- EXTRAIT
# # # #
Ces propriétés remarquables développées dans les substances minérales par suite de la cristallisation n’ont, dira-t-on peut-être, d’intérêt réel que pour les savans de profession. On se tromperait en cela. Pour n’en citer qu’un exemple, nous rappellerons que des instrumens polarisateurs peuvent servir à reconnaître d’emblée la nature du sucre dont un sirop est chargé, et par suite à épargner de longues opérations destinées à reconnaître certaines fraudes. D’ailleurs, c’est à la cristallisation seule que quelques substances des plus viles et des plus communes doivent d’autres propriétés qui les ont fait rechercher de tout temps avec avidité. Nous avons rappelé plus haut que le diamant n’est que du carbone cristallisé ; nous ajouterons que les pierres précieuses ne sont autre chose que des terres cristallisées ou dans un état voisin de la cristallisation, colorées par un peu d’oxide de fer, de chrome, de cuivre, de nickel ou de magnésie.

L’opale, l’améthyste, le sinople, l’œil-de-chat, l’aventurine, le cristal de roche, l’agate, sont formés presque uniquement de silice, c’est-à-dire de la même substance que les pierres à fusil et les meules de moulin de La Ferté-sous-Jouarre. V alumine, cette terre si commune qui fait la base des argiles, transformée par la cristallisation, donne naissance au saphir oriental rose ou bleu, à l’améthyste orientale, à la topaze orientale, au rubis oriental. La silice et l’alumine, combinées ensemble, se changent en émeraude, en béryl, en algue marine, en grenat. On le voit, ces gemmes brillantes, que leur prix exorbitant réserve à la plus haute opulence, ont dans la nature de bien humbles parens. Le diamant et le rubis sont au moins cousins germains du charbon et de l’argile.
# # # #
- LISTE AFFICHÉE
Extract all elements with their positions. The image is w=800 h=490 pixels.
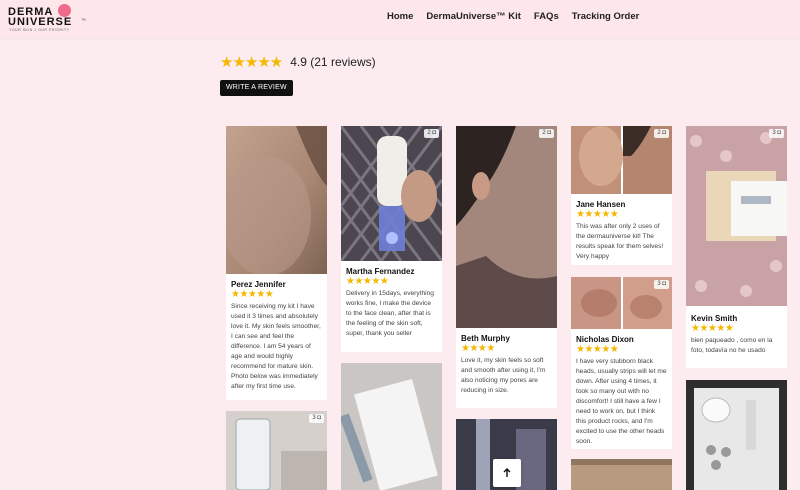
logo-tagline: YOUR SKIN 1 OUR PRIORITY [9, 28, 70, 32]
review-body: Jane Hansen ★★★★★ This was after only 2 … [576, 200, 667, 262]
review-photo[interactable] [571, 459, 672, 490]
review-card-photo[interactable] [571, 459, 672, 490]
review-stars: ★★★★★ [576, 344, 619, 355]
review-text: This was after only 2 uses of the dermau… [576, 223, 664, 260]
photo-count-badge: 2 ◘ [654, 129, 669, 138]
photo-count-badge: 2 ◘ [424, 129, 439, 138]
review-card-nicholas[interactable]: 3 ◘ Nicholas Dixon ★★★★★ I have very stu… [571, 277, 672, 449]
camera-icon: ◘ [547, 130, 551, 136]
rating-stars: ★★★★★ [220, 54, 283, 71]
review-card-martha[interactable]: 2 ◘ Martha Fernandez ★★★★★ Delivery in 1… [341, 126, 442, 352]
review-card-photo[interactable] [341, 363, 442, 490]
photo-count-badge: 3 ◘ [654, 280, 669, 289]
nav-tracking-order[interactable]: Tracking Order [572, 11, 640, 22]
review-body: Perez Jennifer ★★★★★ Since receiving my … [231, 280, 322, 392]
review-stars: ★★★★★ [346, 276, 389, 287]
rating-summary: ★★★★★ 4.9 (21 reviews) [220, 53, 376, 71]
arrow-up-icon [503, 468, 511, 477]
review-card-kevin[interactable]: 3 ◘ Kevin Smith ★★★★★ bien paqueado , co… [686, 126, 787, 368]
review-stars: ★★★★★ [576, 209, 619, 220]
nav-home[interactable]: Home [387, 11, 413, 22]
photo-count-badge: 2 ◘ [539, 129, 554, 138]
camera-icon: ◘ [662, 281, 666, 287]
logo-trademark: ™ [81, 18, 86, 24]
review-photo[interactable] [456, 126, 557, 328]
review-card-perez[interactable]: Perez Jennifer ★★★★★ Since receiving my … [226, 126, 327, 400]
review-stars: ★★★★★ [231, 289, 274, 300]
rating-score: 4.9 (21 reviews) [290, 55, 376, 69]
reviewer-name: Perez Jennifer [231, 280, 286, 289]
reviewer-name: Nicholas Dixon [576, 335, 634, 344]
main-nav: Home DermaUniverse™ Kit FAQs Tracking Or… [387, 11, 652, 22]
review-body: Kevin Smith ★★★★★ bien paqueado , como e… [691, 314, 782, 356]
review-text: I have very stubborn black heads, usuall… [576, 358, 667, 445]
review-card-beth[interactable]: 2 ◘ Beth Murphy ★★★★ Love it, my skin fe… [456, 126, 557, 408]
photo-count-badge: 3 ◘ [769, 129, 784, 138]
photo-count-badge: 3 ◘ [309, 414, 324, 423]
nav-kit[interactable]: DermaUniverse™ Kit [426, 11, 521, 22]
camera-icon: ◘ [432, 130, 436, 136]
camera-icon: ◘ [317, 415, 321, 421]
review-card-jane[interactable]: 2 ◘ Jane Hansen ★★★★★ This was after onl… [571, 126, 672, 265]
review-text: bien paqueado , como en la foto, todavía… [691, 337, 773, 354]
review-photo[interactable] [686, 126, 787, 306]
review-photo[interactable] [686, 380, 787, 490]
camera-icon: ◘ [777, 130, 781, 136]
nav-faqs[interactable]: FAQs [534, 11, 559, 22]
reviewer-name: Kevin Smith [691, 314, 738, 323]
review-body: Martha Fernandez ★★★★★ Delivery in 15day… [346, 267, 437, 339]
review-stars: ★★★★★ [691, 323, 734, 334]
reviewer-name: Beth Murphy [461, 334, 510, 343]
review-text: Delivery in 15days, everything works fin… [346, 290, 434, 337]
reviewer-name: Martha Fernandez [346, 267, 415, 276]
review-card-photo[interactable] [686, 380, 787, 490]
review-photo[interactable] [341, 363, 442, 490]
site-header: DERMA UNIVERSE ™ YOUR SKIN 1 OUR PRIORIT… [0, 0, 800, 38]
write-review-button[interactable]: WRITE A REVIEW [220, 80, 293, 96]
review-body: Nicholas Dixon ★★★★★ I have very stubbor… [576, 335, 667, 447]
review-text: Love it, my skin feels so soft and smoot… [461, 357, 546, 394]
review-stars: ★★★★ [461, 343, 495, 354]
review-photo[interactable] [341, 126, 442, 261]
reviewer-name: Jane Hansen [576, 200, 626, 209]
review-photo[interactable] [226, 126, 327, 274]
logo-line2: UNIVERSE [8, 16, 73, 28]
scroll-to-top-button[interactable] [493, 459, 521, 487]
brand-logo[interactable]: DERMA UNIVERSE ™ YOUR SKIN 1 OUR PRIORIT… [8, 4, 88, 34]
camera-icon: ◘ [662, 130, 666, 136]
review-body: Beth Murphy ★★★★ Love it, my skin feels … [461, 334, 552, 396]
review-card-photo[interactable]: 3 ◘ [226, 411, 327, 490]
review-text: Since receiving my kit I have used it 3 … [231, 303, 321, 390]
# # # #
- CONSIGNE A
Indiquez, s'il vous plaît, si chacune des affirmations suivantes concorde avec l'extrait sur la cristallisation, en répondant par oui ou par non et en citant textuellement les mots qui tranchent : (i) le diamant n'est que du carbone cristallisé ; (ii) l'émeraude est formée de silice seule ; (iii) les propriétés dues à la cristallisation n'ont d'intérêt réel que pour les savants de profession.
- CONSIGNE B
Recopiez fidèlement le passage de l'extrait sur la cristallisation qui s'ouvre sur les mots contenant "L’opale, l’améthyste, le" et se termine par "et de l’argile.".

- RÉPONSE RÉDIGÉE A
(i) Oui : « le diamant n’est que du carbone cristallisé ».
(ii) Non : « La silice et l’alumine, combinées ensemble, se changent en émeraude ».
(iii) Non : « On se tromperait en cela. »

- RÉPONSE RÉDIGÉE B
L’opale, l’améthyste, le sinople, l’œil-de-chat, l’aventurine, le cristal de roche, l’agate, sont formés presque uniquement de silice, c’est-à-dire de la même substance que les pierres à fusil et les meules de moulin de La Ferté-sous-Jouarre. V alumine, cette terre si commune qui fait la base des argiles, transformée par la cristallisation, donne naissance au saphir oriental rose ou bleu, à l’améthyste orientale, à la topaze orientale, au rubis oriental. La silice et l’alumine, combinées ensemble, se changent en émeraude, en béryl, en algue marine, en grenat. On le voit, ces gemmes brillantes, que leur prix exorbitant réserve à la plus haute opulence, ont dans la nature de bien humbles parens. Le diamant et le rubis sont au moins cousins germains du charbon et de l’argile.